### EXERCISE BRIEF:
Quote, without change, all of the lines that follow.

^^^^^^^^^^^^^^^^

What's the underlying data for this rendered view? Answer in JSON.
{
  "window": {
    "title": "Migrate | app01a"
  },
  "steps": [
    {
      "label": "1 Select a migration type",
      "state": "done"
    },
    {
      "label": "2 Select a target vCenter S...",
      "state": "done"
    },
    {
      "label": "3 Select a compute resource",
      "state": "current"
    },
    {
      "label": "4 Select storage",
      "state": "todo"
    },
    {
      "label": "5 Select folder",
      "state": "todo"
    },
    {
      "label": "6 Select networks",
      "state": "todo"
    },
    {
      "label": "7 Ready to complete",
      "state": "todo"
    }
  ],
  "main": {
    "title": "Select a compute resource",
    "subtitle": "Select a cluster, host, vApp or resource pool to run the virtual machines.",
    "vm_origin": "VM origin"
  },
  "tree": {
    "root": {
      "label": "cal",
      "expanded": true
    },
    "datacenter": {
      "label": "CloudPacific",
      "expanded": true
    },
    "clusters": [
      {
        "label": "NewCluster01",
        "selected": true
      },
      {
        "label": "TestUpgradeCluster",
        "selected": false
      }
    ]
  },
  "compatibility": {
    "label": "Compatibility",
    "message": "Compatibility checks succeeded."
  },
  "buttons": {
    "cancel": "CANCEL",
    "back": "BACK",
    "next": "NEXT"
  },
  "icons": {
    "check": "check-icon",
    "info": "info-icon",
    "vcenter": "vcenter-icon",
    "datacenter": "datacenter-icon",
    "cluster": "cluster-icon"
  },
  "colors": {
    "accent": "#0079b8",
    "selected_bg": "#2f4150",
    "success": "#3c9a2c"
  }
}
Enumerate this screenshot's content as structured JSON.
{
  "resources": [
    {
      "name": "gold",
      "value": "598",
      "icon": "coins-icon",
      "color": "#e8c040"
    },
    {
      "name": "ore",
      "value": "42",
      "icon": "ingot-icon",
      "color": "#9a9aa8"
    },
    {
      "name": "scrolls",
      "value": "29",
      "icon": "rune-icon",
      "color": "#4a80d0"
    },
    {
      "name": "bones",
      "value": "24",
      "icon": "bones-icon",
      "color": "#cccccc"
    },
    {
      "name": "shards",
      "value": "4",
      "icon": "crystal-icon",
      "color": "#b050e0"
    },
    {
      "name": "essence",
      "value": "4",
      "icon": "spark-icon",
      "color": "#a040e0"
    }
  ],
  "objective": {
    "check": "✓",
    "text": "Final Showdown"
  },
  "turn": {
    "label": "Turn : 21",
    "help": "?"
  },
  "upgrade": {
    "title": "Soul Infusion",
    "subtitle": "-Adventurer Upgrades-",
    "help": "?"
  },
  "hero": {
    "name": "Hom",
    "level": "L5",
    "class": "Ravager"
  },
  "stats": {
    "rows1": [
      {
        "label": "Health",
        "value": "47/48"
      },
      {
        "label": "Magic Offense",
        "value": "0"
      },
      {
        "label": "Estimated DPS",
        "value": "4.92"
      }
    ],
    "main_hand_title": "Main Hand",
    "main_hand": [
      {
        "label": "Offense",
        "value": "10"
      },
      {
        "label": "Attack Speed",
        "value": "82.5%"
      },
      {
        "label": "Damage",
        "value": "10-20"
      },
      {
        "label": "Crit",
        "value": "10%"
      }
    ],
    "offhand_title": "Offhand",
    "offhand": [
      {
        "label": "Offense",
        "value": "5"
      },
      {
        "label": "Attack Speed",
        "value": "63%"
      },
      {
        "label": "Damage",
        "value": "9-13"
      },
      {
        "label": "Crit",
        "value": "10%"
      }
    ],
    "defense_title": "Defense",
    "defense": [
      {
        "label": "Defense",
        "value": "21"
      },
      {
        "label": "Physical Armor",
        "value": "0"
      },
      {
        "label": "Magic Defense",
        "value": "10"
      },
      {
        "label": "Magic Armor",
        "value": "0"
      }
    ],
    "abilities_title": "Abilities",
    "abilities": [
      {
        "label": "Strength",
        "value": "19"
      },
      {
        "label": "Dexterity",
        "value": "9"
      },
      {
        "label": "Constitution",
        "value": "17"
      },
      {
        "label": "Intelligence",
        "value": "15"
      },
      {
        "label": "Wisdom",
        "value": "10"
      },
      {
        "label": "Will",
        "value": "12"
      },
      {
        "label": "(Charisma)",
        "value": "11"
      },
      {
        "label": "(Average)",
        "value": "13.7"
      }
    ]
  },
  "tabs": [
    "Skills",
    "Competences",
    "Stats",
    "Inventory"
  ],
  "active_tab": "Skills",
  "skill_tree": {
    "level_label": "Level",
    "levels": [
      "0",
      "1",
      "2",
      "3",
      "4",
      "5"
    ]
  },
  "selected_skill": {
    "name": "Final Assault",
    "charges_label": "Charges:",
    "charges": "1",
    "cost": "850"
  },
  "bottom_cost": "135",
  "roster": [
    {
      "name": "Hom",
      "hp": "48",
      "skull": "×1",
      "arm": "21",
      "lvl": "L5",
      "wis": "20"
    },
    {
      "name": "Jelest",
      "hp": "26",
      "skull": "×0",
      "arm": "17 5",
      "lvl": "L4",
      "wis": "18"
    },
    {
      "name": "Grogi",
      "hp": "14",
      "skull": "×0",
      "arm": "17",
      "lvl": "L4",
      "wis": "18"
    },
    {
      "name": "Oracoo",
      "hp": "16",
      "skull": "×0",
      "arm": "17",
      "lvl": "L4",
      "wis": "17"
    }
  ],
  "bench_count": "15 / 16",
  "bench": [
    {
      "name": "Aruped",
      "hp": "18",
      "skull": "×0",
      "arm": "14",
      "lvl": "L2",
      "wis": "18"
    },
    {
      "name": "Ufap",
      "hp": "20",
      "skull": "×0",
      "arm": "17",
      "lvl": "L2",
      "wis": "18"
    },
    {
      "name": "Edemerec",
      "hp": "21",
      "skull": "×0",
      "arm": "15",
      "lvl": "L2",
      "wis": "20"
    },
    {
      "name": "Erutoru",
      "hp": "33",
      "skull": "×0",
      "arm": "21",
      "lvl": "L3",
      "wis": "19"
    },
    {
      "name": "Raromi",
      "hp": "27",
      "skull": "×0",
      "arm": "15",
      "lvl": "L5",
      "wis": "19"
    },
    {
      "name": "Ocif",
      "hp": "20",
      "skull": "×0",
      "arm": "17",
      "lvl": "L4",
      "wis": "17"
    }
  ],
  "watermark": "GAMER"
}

^^^^^^^^^^^^^^^^

### WRITTEN SOLUTION:
What's the underlying data for this rendered view? Answer in JSON.
{
  "window": {
    "title": "Migrate | app01a"
  },
  "steps": [
    {
      "label": "1 Select a migration type",
      "state": "done"
    },
    {
      "label": "2 Select a target vCenter S...",
      "state": "done"
    },
    {
      "label": "3 Select a compute resource",
      "state": "current"
    },
    {
      "label": "4 Select storage",
      "state": "todo"
    },
    {
      "label": "5 Select folder",
      "state": "todo"
    },
    {
      "label": "6 Select networks",
      "state": "todo"
    },
    {
      "label": "7 Ready to complete",
      "state": "todo"
    }
  ],
  "main": {
    "title": "Select a compute resource",
    "subtitle": "Select a cluster, host, vApp or resource pool to run the virtual machines.",
    "vm_origin": "VM origin"
  },
  "tree": {
    "root": {
      "label": "cal",
      "expanded": true
    },
    "datacenter": {
      "label": "CloudPacific",
      "expanded": true
    },
    "clusters": [
      {
        "label": "NewCluster01",
        "selected": true
      },
      {
        "label": "TestUpgradeCluster",
        "selected": false
      }
    ]
  },
  "compatibility": {
    "label": "Compatibility",
    "message": "Compatibility checks succeeded."
  },
  "buttons": {
    "cancel": "CANCEL",
    "back": "BACK",
    "next": "NEXT"
  },
  "icons": {
    "check": "check-icon",
    "info": "info-icon",
    "vcenter": "vcenter-icon",
    "datacenter": "datacenter-icon",
    "cluster": "cluster-icon"
  },
  "colors": {
    "accent": "#0079b8",
    "selected_bg": "#2f4150",
    "success": "#3c9a2c"
  }
}
Enumerate this screenshot's content as structured JSON.
{
  "resources": [
    {
      "name": "gold",
      "value": "598",
      "icon": "coins-icon",
      "color": "#e8c040"
    },
    {
      "name": "ore",
      "value": "42",
      "icon": "ingot-icon",
      "color": "#9a9aa8"
    },
    {
      "name": "scrolls",
      "value": "29",
      "icon": "rune-icon",
      "color": "#4a80d0"
    },
    {
      "name": "bones",
      "value": "24",
      "icon": "bones-icon",
      "color": "#cccccc"
    },
    {
      "name": "shards",
      "value": "4",
      "icon": "crystal-icon",
      "color": "#b050e0"
    },
    {
      "name": "essence",
      "value": "4",
      "icon": "spark-icon",
      "color": "#a040e0"
    }
  ],
  "objective": {
    "check": "✓",
    "text": "Final Showdown"
  },
  "turn": {
    "label": "Turn : 21",
    "help": "?"
  },
  "upgrade": {
    "title": "Soul Infusion",
    "subtitle": "-Adventurer Upgrades-",
    "help": "?"
  },
  "hero": {
    "name": "Hom",
    "level": "L5",
    "class": "Ravager"
  },
  "stats": {
    "rows1": [
      {
        "label": "Health",
        "value": "47/48"
      },
      {
        "label": "Magic Offense",
        "value": "0"
      },
      {
        "label": "Estimated DPS",
        "value": "4.92"
      }
    ],
    "main_hand_title": "Main Hand",
    "main_hand": [
      {
        "label": "Offense",
        "value": "10"
      },
      {
        "label": "Attack Speed",
        "value": "82.5%"
      },
      {
        "label": "Damage",
        "value": "10-20"
      },
      {
        "label": "Crit",
        "value": "10%"
      }
    ],
    "offhand_title": "Offhand",
    "offhand": [
      {
        "label": "Offense",
        "value": "5"
      },
      {
        "label": "Attack Speed",
        "value": "63%"
      },
      {
        "label": "Damage",
        "value": "9-13"
      },
      {
        "label": "Crit",
        "value": "10%"
      }
    ],
    "defense_title": "Defense",
    "defense": [
      {
        "label": "Defense",
        "value": "21"
      },
      {
        "label": "Physical Armor",
        "value": "0"
      },
      {
        "label": "Magic Defense",
        "value": "10"
      },
      {
        "label": "Magic Armor",
        "value": "0"
      }
    ],
    "abilities_title": "Abilities",
    "abilities": [
      {
        "label": "Strength",
        "value": "19"
      },
      {
        "label": "Dexterity",
        "value": "9"
      },
      {
        "label": "Constitution",
        "value": "17"
      },
      {
        "label": "Intelligence",
        "value": "15"
      },
      {
        "label": "Wisdom",
        "value": "10"
      },
      {
        "label": "Will",
        "value": "12"
      },
      {
        "label": "(Charisma)",
        "value": "11"
      },
      {
        "label": "(Average)",
        "value": "13.7"
      }
    ]
  },
  "tabs": [
    "Skills",
    "Competences",
    "Stats",
    "Inventory"
  ],
  "active_tab": "Skills",
  "skill_tree": {
    "level_label": "Level",
    "levels": [
      "0",
      "1",
      "2",
      "3",
      "4",
      "5"
    ]
  },
  "selected_skill": {
    "name": "Final Assault",
    "charges_label": "Charges:",
    "charges": "1",
    "cost": "850"
  },
  "bottom_cost": "135",
  "roster": [
    {
      "name": "Hom",
      "hp": "48",
      "skull": "×1",
      "arm": "21",
      "lvl": "L5",
      "wis": "20"
    },
    {
      "name": "Jelest",
      "hp": "26",
      "skull": "×0",
      "arm": "17 5",
      "lvl": "L4",
      "wis": "18"
    },
    {
      "name": "Grogi",
      "hp": "14",
      "skull": "×0",
      "arm": "17",
      "lvl": "L4",
      "wis": "18"
    },
    {
      "name": "Oracoo",
      "hp": "16",
      "skull": "×0",
      "arm": "17",
      "lvl": "L4",
      "wis": "17"
    }
  ],
  "bench_count": "15 / 16",
  "bench": [
    {
      "name": "Aruped",
      "hp": "18",
      "skull": "×0",
      "arm": "14",
      "lvl": "L2",
      "wis": "18"
    },
    {
      "name": "Ufap",
      "hp": "20",
      "skull": "×0",
      "arm": "17",
      "lvl": "L2",
      "wis": "18"
    },
    {
      "name": "Edemerec",
      "hp": "21",
      "skull": "×0",
      "arm": "15",
      "lvl": "L2",
      "wis": "20"
    },
    {
      "name": "Erutoru",
      "hp": "33",
      "skull": "×0",
      "arm": "21",
      "lvl": "L3",
      "wis": "19"
    },
    {
      "name": "Raromi",
      "hp": "27",
      "skull": "×0",
      "arm": "15",
      "lvl": "L5",
      "wis": "19"
    },
    {
      "name": "Ocif",
      "hp": "20",
      "skull": "×0",
      "arm": "17",
      "lvl": "L4",
      "wis": "17"
    }
  ],
  "watermark": "GAMER"
}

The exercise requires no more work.